§ Records shown:

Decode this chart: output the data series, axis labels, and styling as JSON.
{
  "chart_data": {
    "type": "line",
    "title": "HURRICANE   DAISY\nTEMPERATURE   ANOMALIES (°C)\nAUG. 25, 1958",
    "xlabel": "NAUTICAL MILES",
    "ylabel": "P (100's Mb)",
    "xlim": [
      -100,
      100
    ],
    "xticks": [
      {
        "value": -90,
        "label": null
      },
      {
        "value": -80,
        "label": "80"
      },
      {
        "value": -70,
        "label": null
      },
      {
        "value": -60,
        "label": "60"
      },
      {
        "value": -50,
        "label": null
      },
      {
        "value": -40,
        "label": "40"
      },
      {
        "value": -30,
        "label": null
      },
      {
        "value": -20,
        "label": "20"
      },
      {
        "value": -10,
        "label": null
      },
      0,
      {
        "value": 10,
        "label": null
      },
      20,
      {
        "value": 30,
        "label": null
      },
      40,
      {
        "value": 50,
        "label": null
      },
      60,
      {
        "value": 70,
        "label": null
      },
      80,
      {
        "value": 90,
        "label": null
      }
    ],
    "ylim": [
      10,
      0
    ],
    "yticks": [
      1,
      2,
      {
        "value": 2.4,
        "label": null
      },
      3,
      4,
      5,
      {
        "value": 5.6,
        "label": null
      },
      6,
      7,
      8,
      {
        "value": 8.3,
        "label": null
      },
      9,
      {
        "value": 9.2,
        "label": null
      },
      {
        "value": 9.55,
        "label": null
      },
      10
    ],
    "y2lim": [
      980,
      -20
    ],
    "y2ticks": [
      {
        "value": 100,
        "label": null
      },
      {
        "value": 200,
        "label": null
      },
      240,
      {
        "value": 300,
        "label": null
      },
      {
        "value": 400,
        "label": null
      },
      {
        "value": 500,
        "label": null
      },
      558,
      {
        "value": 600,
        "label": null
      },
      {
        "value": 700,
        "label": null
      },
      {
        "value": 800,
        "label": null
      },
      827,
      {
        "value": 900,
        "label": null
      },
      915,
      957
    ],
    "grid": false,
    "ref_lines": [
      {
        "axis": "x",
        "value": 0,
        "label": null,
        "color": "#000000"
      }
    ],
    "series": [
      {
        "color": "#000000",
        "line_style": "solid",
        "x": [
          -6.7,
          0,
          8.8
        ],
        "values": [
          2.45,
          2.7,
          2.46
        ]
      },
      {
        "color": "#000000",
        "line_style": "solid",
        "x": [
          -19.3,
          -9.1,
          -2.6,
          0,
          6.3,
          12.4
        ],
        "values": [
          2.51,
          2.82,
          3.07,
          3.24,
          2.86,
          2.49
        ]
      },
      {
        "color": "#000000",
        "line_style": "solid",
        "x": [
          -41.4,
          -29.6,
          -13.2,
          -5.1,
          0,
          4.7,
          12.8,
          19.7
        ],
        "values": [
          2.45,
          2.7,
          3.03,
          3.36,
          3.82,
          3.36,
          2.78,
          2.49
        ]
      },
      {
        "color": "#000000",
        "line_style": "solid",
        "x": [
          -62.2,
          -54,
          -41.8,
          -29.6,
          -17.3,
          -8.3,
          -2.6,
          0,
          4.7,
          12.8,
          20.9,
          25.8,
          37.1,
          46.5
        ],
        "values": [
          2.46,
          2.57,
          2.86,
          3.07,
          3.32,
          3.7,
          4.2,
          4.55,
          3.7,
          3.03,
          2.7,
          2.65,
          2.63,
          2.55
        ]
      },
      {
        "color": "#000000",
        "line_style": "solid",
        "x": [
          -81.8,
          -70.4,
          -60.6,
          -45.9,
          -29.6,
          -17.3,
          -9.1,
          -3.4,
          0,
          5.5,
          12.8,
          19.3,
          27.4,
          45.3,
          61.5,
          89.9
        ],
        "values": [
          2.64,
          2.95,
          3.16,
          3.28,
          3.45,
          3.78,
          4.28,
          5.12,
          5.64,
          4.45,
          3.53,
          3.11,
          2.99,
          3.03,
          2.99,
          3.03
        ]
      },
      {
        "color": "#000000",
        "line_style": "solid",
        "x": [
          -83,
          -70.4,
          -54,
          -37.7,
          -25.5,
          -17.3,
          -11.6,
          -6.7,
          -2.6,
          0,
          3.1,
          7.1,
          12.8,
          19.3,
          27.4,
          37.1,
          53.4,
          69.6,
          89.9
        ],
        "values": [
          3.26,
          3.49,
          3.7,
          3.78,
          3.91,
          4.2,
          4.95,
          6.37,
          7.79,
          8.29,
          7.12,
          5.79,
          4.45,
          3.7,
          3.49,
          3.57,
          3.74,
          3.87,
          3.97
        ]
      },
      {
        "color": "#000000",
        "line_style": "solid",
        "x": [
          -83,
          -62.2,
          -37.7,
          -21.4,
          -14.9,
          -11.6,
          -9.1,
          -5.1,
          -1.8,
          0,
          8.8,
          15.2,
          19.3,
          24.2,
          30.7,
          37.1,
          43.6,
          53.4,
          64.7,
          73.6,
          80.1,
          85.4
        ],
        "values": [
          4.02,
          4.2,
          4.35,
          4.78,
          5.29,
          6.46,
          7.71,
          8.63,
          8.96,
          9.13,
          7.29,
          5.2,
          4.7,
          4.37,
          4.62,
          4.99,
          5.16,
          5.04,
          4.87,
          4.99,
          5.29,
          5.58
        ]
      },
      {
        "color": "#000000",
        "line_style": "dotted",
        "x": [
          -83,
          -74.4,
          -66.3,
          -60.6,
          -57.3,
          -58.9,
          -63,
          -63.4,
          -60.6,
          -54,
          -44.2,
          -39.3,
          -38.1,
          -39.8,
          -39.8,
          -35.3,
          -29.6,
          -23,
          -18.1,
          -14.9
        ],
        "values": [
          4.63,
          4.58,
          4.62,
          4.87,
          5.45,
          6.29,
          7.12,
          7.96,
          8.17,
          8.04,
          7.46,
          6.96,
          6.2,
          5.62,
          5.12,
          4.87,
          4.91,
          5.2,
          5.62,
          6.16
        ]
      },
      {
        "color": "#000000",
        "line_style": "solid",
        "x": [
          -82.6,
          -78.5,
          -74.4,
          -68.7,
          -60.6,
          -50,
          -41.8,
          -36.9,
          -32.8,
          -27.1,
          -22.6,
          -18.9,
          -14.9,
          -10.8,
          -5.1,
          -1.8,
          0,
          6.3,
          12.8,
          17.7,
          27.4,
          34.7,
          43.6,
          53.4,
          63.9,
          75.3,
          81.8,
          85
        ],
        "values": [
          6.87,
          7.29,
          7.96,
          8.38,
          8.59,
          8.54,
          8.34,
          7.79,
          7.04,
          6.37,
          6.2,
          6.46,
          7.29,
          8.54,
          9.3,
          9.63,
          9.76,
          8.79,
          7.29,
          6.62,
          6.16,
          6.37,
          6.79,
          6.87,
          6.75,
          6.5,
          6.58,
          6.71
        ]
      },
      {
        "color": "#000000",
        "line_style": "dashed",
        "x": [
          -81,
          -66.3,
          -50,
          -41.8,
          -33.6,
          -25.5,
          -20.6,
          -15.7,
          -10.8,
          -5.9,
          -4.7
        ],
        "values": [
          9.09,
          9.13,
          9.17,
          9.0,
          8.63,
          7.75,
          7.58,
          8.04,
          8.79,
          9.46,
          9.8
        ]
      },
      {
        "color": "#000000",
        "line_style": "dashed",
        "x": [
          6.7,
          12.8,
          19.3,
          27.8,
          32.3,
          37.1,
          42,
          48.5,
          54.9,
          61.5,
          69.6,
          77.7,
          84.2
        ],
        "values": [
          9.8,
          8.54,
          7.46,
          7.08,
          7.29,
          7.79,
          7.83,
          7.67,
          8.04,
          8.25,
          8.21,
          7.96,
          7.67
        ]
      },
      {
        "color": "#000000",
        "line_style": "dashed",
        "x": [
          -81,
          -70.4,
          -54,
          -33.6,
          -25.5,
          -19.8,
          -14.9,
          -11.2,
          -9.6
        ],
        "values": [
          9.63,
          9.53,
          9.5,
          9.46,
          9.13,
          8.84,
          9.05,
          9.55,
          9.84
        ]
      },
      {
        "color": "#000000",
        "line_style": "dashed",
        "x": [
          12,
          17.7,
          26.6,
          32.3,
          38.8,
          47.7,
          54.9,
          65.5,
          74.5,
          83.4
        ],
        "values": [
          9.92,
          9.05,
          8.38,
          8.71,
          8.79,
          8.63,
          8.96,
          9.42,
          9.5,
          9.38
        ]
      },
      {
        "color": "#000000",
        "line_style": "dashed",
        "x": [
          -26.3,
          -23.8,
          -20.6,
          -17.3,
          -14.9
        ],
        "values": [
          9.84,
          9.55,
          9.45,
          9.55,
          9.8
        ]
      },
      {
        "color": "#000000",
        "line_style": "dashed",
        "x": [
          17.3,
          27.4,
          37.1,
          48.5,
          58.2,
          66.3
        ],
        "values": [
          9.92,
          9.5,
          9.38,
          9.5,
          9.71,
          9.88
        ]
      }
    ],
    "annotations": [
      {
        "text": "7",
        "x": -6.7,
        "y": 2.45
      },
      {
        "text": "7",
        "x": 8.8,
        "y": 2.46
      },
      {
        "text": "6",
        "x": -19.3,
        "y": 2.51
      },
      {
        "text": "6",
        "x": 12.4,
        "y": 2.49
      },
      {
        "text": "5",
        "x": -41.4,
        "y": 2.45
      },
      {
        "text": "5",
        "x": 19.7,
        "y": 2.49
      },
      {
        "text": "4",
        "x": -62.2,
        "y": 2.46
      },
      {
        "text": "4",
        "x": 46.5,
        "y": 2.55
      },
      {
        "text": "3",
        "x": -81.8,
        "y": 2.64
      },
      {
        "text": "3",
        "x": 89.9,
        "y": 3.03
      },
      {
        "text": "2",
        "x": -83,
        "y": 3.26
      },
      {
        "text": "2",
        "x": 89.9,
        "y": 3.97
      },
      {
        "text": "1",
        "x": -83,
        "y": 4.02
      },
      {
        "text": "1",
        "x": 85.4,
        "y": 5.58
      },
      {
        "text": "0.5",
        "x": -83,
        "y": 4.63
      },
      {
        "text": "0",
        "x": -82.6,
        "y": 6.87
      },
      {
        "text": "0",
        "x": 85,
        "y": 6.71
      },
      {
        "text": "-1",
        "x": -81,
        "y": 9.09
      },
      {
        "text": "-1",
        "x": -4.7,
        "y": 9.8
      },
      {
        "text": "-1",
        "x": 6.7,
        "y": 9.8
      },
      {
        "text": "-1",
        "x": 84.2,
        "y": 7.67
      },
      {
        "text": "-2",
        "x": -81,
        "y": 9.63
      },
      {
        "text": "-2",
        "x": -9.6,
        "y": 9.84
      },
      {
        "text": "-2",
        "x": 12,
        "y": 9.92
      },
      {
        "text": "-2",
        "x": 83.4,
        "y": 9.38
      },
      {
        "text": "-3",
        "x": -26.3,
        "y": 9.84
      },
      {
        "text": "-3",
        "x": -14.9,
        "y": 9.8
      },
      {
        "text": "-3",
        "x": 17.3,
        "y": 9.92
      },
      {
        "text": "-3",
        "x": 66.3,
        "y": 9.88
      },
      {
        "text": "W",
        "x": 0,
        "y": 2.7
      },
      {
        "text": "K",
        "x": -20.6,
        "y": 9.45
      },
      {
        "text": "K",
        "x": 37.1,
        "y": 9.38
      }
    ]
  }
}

§ Written exercise: All lines above with "axis" in them should be returned.

§ Correct output:
Decode this chart: output the data series, axis labels, and styling as JSON.
        "axis": "x",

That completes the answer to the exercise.